··· MATERIAL FOR THE TASK ···
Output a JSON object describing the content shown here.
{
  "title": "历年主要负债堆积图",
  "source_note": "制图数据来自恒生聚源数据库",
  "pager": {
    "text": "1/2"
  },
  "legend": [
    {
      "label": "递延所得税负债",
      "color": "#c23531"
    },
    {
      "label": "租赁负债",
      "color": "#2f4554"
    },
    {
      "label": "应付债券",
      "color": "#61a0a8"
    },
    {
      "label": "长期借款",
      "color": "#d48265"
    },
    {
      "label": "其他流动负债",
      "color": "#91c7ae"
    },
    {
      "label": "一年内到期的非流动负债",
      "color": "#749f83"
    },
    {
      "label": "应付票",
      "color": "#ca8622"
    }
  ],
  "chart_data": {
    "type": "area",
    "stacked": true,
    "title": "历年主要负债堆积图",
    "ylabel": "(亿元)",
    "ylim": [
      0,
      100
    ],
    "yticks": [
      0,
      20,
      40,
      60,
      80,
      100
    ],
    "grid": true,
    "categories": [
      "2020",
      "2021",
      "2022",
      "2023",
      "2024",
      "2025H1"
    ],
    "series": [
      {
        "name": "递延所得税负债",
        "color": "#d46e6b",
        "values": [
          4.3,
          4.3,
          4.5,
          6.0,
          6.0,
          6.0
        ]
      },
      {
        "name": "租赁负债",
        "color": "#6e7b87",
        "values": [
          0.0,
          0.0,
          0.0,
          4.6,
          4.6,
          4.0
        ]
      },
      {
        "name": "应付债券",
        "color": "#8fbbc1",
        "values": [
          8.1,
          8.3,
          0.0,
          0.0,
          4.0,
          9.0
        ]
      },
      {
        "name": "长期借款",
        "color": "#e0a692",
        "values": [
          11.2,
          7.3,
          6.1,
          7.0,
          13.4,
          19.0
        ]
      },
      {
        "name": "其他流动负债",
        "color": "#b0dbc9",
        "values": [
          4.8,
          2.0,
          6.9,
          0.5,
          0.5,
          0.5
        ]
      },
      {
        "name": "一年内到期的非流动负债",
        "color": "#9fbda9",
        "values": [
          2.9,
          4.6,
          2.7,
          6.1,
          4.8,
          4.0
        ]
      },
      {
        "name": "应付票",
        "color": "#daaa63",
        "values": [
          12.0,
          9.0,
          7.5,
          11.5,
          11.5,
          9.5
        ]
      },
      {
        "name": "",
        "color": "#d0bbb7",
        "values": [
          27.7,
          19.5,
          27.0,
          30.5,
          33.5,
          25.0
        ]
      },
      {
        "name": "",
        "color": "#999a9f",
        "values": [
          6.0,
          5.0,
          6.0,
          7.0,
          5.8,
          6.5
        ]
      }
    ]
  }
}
···
··· MATERIAL FOR THE TASK ···
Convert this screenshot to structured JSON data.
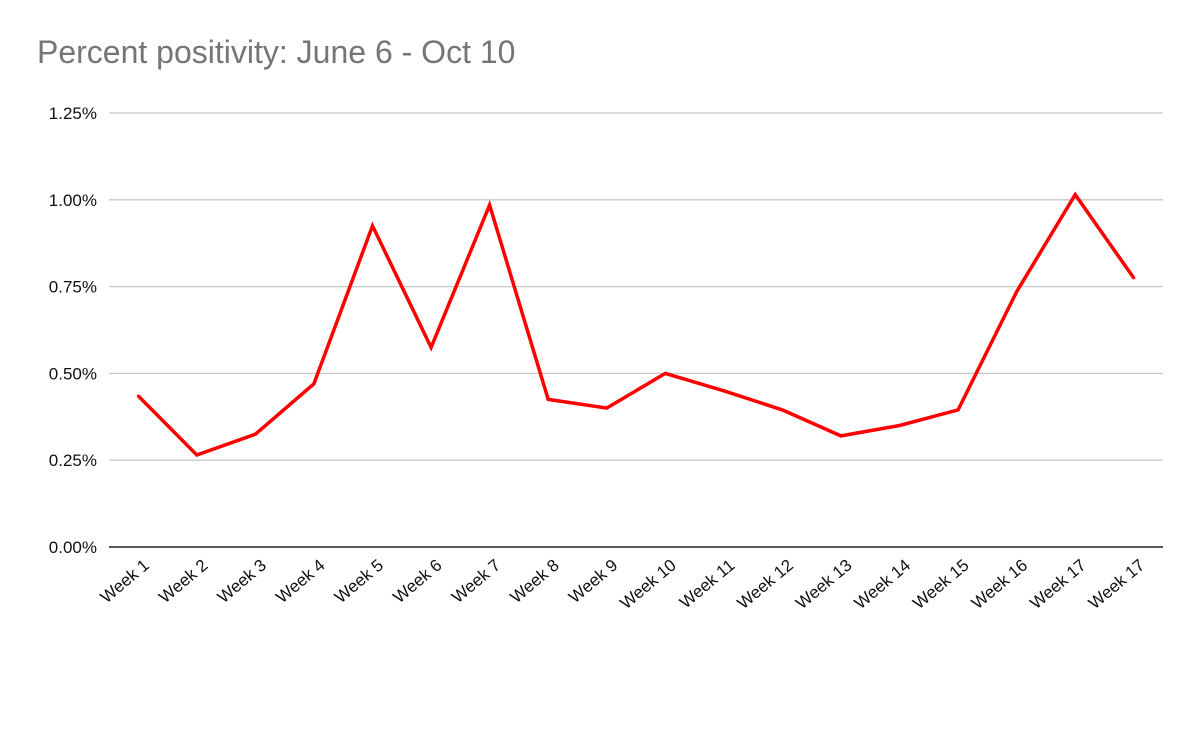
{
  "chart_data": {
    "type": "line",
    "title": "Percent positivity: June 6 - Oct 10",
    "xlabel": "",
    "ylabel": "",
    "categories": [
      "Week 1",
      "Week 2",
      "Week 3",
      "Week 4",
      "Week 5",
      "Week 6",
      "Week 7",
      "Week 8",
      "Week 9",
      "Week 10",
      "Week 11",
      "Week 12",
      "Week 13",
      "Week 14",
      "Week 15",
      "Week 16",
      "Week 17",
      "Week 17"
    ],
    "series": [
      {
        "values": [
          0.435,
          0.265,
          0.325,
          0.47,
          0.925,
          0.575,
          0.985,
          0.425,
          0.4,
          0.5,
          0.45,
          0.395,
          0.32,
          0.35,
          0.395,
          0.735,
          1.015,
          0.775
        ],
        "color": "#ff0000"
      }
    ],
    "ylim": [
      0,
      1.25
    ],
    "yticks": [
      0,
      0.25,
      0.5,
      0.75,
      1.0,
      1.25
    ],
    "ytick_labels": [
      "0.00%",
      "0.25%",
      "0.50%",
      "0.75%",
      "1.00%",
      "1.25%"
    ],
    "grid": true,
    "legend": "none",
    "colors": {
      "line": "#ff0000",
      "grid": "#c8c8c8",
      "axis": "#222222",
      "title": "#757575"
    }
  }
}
···
EXERCISE DIRECTIONS: Copy out every line from the material above in which the word "一年内到期的非流动负债" appears.

RESPONSE BELOW:
      "label": "一年内到期的非流动负债",
        "name": "一年内到期的非流动负债",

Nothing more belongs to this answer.